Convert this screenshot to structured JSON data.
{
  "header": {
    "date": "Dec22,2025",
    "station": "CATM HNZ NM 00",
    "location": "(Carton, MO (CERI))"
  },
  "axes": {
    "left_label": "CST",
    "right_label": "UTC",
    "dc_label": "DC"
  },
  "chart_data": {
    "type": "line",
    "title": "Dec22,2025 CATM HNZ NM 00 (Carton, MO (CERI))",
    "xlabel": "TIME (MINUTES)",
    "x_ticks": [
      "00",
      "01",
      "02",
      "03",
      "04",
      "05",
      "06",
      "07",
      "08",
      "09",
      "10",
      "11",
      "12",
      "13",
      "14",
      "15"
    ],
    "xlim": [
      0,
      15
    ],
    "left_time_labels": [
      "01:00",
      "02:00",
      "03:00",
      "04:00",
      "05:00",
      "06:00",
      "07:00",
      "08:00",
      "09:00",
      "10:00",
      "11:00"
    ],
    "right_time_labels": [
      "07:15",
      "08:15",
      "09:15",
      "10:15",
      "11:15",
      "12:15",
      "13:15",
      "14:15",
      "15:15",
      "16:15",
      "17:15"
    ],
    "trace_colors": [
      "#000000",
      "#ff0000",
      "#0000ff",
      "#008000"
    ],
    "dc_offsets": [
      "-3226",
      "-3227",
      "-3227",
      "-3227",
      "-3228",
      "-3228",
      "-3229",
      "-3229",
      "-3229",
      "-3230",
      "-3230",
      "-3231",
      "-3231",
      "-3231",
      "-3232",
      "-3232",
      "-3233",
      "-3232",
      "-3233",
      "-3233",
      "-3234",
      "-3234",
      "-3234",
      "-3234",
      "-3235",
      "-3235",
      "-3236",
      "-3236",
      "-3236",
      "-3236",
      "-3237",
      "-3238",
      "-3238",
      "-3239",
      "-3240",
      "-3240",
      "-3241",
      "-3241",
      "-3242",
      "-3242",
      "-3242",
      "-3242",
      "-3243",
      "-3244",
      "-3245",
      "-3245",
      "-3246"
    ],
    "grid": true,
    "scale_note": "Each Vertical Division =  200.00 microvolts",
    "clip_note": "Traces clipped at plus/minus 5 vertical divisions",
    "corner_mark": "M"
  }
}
******
> [EXERCISE BRIEF]:
Quote the listing in full, please, keeping every line exact.

> [TASK RESPONSE]:
Convert this screenshot to structured JSON data.
{
  "header": {
    "date": "Dec22,2025",
    "station": "CATM HNZ NM 00",
    "location": "(Carton, MO (CERI))"
  },
  "axes": {
    "left_label": "CST",
    "right_label": "UTC",
    "dc_label": "DC"
  },
  "chart_data": {
    "type": "line",
    "title": "Dec22,2025 CATM HNZ NM 00 (Carton, MO (CERI))",
    "xlabel": "TIME (MINUTES)",
    "x_ticks": [
      "00",
      "01",
      "02",
      "03",
      "04",
      "05",
      "06",
      "07",
      "08",
      "09",
      "10",
      "11",
      "12",
      "13",
      "14",
      "15"
    ],
    "xlim": [
      0,
      15
    ],
    "left_time_labels": [
      "01:00",
      "02:00",
      "03:00",
      "04:00",
      "05:00",
      "06:00",
      "07:00",
      "08:00",
      "09:00",
      "10:00",
      "11:00"
    ],
    "right_time_labels": [
      "07:15",
      "08:15",
      "09:15",
      "10:15",
      "11:15",
      "12:15",
      "13:15",
      "14:15",
      "15:15",
      "16:15",
      "17:15"
    ],
    "trace_colors": [
      "#000000",
      "#ff0000",
      "#0000ff",
      "#008000"
    ],
    "dc_offsets": [
      "-3226",
      "-3227",
      "-3227",
      "-3227",
      "-3228",
      "-3228",
      "-3229",
      "-3229",
      "-3229",
      "-3230",
      "-3230",
      "-3231",
      "-3231",
      "-3231",
      "-3232",
      "-3232",
      "-3233",
      "-3232",
      "-3233",
      "-3233",
      "-3234",
      "-3234",
      "-3234",
      "-3234",
      "-3235",
      "-3235",
      "-3236",
      "-3236",
      "-3236",
      "-3236",
      "-3237",
      "-3238",
      "-3238",
      "-3239",
      "-3240",
      "-3240",
      "-3241",
      "-3241",
      "-3242",
      "-3242",
      "-3242",
      "-3242",
      "-3243",
      "-3244",
      "-3245",
      "-3245",
      "-3246"
    ],
    "grid": true,
    "scale_note": "Each Vertical Division =  200.00 microvolts",
    "clip_note": "Traces clipped at plus/minus 5 vertical divisions",
    "corner_mark": "M"
  }
}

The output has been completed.